──────── Task data
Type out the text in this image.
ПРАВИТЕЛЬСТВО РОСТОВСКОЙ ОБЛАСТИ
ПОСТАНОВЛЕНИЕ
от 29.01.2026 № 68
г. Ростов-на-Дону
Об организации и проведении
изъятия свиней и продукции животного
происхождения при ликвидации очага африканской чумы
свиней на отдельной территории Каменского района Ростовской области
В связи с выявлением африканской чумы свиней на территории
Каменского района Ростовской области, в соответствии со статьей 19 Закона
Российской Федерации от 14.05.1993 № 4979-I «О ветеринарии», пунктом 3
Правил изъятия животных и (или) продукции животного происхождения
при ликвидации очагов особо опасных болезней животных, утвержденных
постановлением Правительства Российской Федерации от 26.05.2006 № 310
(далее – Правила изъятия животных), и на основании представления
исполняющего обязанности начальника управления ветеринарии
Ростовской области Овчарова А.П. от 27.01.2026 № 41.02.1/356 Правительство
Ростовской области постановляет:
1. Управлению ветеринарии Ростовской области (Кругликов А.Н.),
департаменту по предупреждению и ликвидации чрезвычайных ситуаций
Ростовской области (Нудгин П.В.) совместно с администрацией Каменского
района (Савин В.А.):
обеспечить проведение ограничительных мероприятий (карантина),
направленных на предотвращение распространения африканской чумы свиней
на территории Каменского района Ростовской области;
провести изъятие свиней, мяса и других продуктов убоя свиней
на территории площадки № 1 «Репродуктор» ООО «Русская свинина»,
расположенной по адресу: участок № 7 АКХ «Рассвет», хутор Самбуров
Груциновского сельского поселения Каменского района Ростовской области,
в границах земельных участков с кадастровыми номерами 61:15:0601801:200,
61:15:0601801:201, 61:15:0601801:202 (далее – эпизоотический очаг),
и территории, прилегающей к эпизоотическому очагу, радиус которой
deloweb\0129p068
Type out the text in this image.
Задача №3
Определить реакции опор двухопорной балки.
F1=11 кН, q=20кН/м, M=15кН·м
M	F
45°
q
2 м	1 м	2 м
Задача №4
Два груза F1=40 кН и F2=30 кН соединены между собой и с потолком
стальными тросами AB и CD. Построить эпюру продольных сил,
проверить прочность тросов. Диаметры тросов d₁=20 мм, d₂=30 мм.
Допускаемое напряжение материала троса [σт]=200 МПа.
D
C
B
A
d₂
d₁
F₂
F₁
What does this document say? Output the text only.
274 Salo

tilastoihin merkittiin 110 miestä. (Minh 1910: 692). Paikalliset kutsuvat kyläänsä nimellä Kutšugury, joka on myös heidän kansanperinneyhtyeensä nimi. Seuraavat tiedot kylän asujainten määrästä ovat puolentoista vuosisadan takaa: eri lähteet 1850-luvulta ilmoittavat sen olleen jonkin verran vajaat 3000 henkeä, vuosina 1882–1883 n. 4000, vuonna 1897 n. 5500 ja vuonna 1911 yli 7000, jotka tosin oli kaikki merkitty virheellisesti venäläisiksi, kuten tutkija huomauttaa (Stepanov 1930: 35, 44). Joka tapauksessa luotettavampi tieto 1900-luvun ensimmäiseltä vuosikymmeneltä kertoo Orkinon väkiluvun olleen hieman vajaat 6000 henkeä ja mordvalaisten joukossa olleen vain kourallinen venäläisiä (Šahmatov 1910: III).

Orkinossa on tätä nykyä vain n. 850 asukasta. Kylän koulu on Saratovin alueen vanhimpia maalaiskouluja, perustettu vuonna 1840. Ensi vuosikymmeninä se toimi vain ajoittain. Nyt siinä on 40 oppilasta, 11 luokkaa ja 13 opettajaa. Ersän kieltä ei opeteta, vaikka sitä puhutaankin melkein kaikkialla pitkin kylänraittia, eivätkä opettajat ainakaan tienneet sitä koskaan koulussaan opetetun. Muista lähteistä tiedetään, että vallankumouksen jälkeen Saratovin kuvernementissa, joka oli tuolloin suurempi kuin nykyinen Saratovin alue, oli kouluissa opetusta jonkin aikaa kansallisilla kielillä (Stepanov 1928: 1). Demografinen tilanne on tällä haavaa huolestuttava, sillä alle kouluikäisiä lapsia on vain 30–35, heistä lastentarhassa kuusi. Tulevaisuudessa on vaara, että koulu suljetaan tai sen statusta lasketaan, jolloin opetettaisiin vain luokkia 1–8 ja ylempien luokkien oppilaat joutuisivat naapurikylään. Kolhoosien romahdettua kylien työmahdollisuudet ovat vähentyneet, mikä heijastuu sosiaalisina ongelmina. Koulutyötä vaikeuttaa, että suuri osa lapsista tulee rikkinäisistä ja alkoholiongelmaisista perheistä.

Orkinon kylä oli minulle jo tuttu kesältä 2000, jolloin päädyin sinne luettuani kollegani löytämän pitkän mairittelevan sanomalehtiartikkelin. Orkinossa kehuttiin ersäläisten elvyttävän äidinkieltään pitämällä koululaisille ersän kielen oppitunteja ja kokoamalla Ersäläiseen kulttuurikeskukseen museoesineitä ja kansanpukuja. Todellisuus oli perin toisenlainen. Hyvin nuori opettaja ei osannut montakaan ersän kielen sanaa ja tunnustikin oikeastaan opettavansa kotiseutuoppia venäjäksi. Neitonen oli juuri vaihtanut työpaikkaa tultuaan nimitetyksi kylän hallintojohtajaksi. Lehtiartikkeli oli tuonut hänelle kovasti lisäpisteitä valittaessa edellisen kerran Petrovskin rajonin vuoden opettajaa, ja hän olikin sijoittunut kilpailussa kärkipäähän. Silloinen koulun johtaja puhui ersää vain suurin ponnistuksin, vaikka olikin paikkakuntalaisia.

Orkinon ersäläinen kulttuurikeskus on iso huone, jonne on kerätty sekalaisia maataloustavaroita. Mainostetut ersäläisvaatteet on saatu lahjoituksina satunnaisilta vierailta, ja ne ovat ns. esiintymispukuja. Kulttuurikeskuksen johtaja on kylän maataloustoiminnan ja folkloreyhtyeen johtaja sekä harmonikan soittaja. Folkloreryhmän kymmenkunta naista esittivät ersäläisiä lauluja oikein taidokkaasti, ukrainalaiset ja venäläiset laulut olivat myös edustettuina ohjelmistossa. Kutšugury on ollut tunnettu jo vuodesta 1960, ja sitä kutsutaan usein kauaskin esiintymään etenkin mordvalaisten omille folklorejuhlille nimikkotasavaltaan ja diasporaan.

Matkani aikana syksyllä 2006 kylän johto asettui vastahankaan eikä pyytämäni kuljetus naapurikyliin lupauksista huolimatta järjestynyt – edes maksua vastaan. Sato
────────────────
- [Given task]: Filter the data for the string "ветеринарии" and copy every line that has it.

- [Result of this exercise]:
Российской Федерации от 14.05.1993 № 4979-I «О ветеринарии», пунктом 3
исполняющего обязанности начальника управления ветеринарии
1. Управлению ветеринарии Ростовской области (Кругликов А.Н.),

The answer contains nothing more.